> _What is required_
Every record that follows must be duplicated exactly, with images left out.

> _Information supplied_
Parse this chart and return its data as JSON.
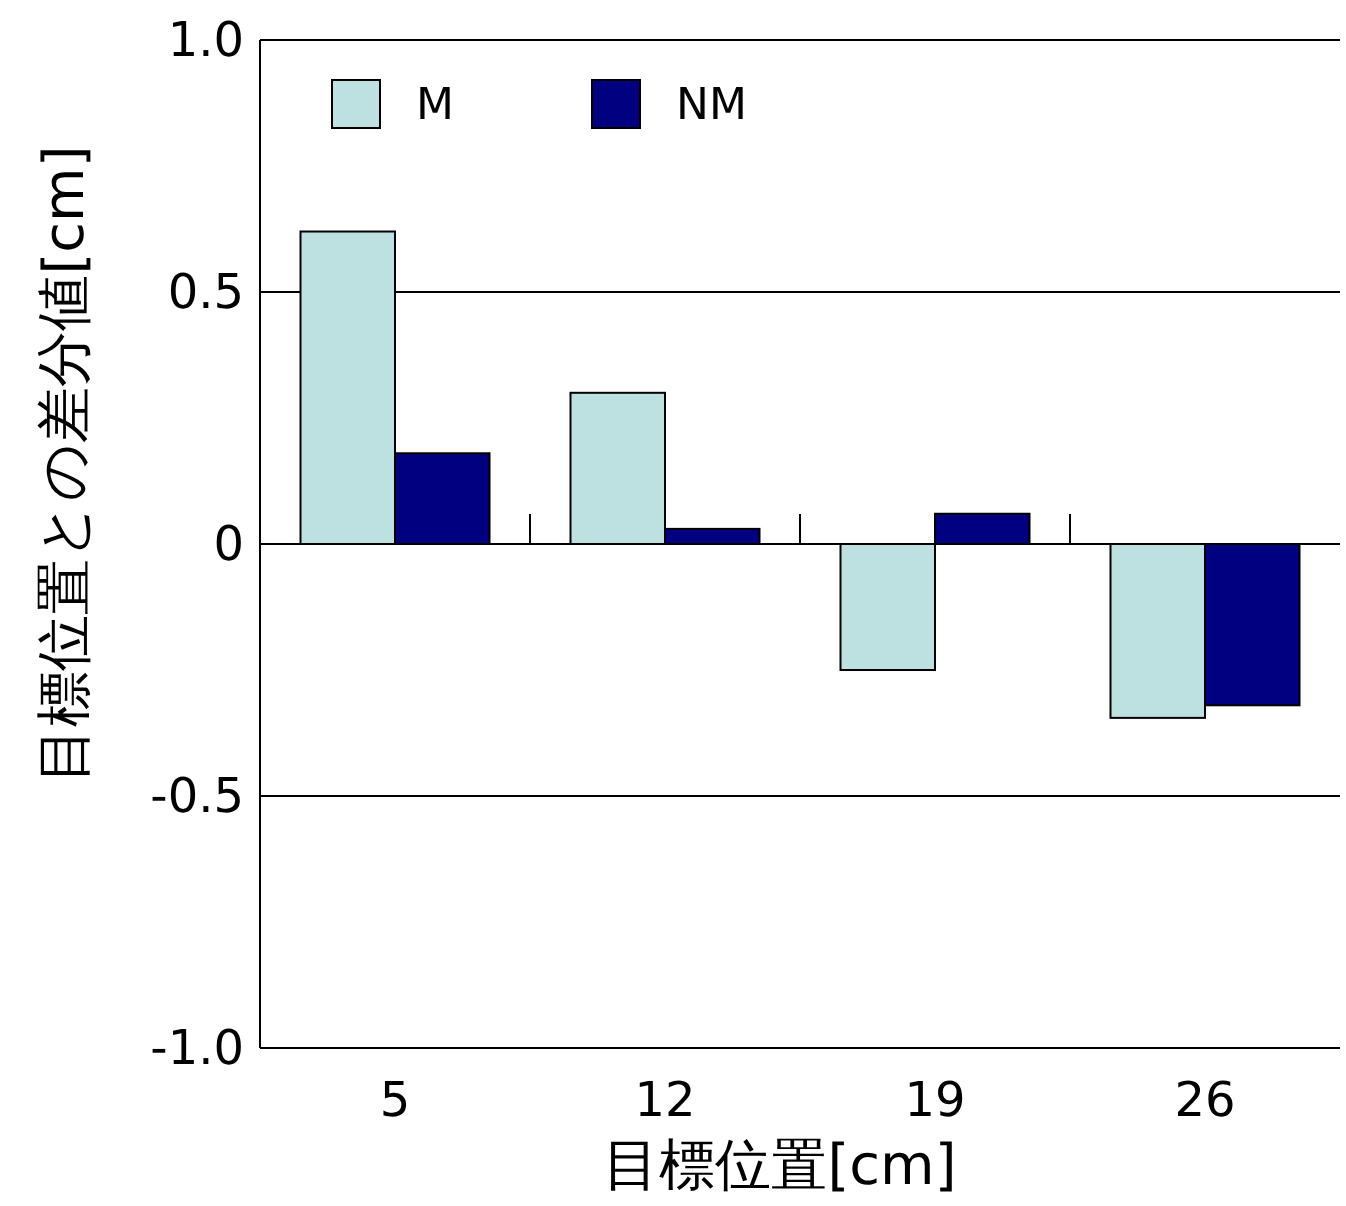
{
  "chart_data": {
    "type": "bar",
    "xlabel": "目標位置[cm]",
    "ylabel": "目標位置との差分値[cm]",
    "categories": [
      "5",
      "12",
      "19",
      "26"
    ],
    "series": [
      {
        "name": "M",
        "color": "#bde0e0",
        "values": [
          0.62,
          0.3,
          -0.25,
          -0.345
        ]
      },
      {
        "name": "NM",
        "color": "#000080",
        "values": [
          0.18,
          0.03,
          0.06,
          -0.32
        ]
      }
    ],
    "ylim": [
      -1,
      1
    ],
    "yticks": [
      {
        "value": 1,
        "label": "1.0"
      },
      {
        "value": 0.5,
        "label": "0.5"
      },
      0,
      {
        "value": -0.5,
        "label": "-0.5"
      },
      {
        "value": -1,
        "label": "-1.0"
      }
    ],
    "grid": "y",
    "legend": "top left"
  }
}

> _Output of the exercise_
Parse this chart and return its data as JSON.
{
  "chart_data": {
    "type": "bar",
    "xlabel": "目標位置[cm]",
    "ylabel": "目標位置との差分値[cm]",
    "categories": [
      "5",
      "12",
      "19",
      "26"
    ],
    "series": [
      {
        "name": "M",
        "color": "#bde0e0",
        "values": [
          0.62,
          0.3,
          -0.25,
          -0.345
        ]
      },
      {
        "name": "NM",
        "color": "#000080",
        "values": [
          0.18,
          0.03,
          0.06,
          -0.32
        ]
      }
    ],
    "ylim": [
      -1,
      1
    ],
    "yticks": [
      {
        "value": 1,
        "label": "1.0"
      },
      {
        "value": 0.5,
        "label": "0.5"
      },
      0,
      {
        "value": -0.5,
        "label": "-0.5"
      },
      {
        "value": -1,
        "label": "-1.0"
      }
    ],
    "grid": "y",
    "legend": "top left"
  }
}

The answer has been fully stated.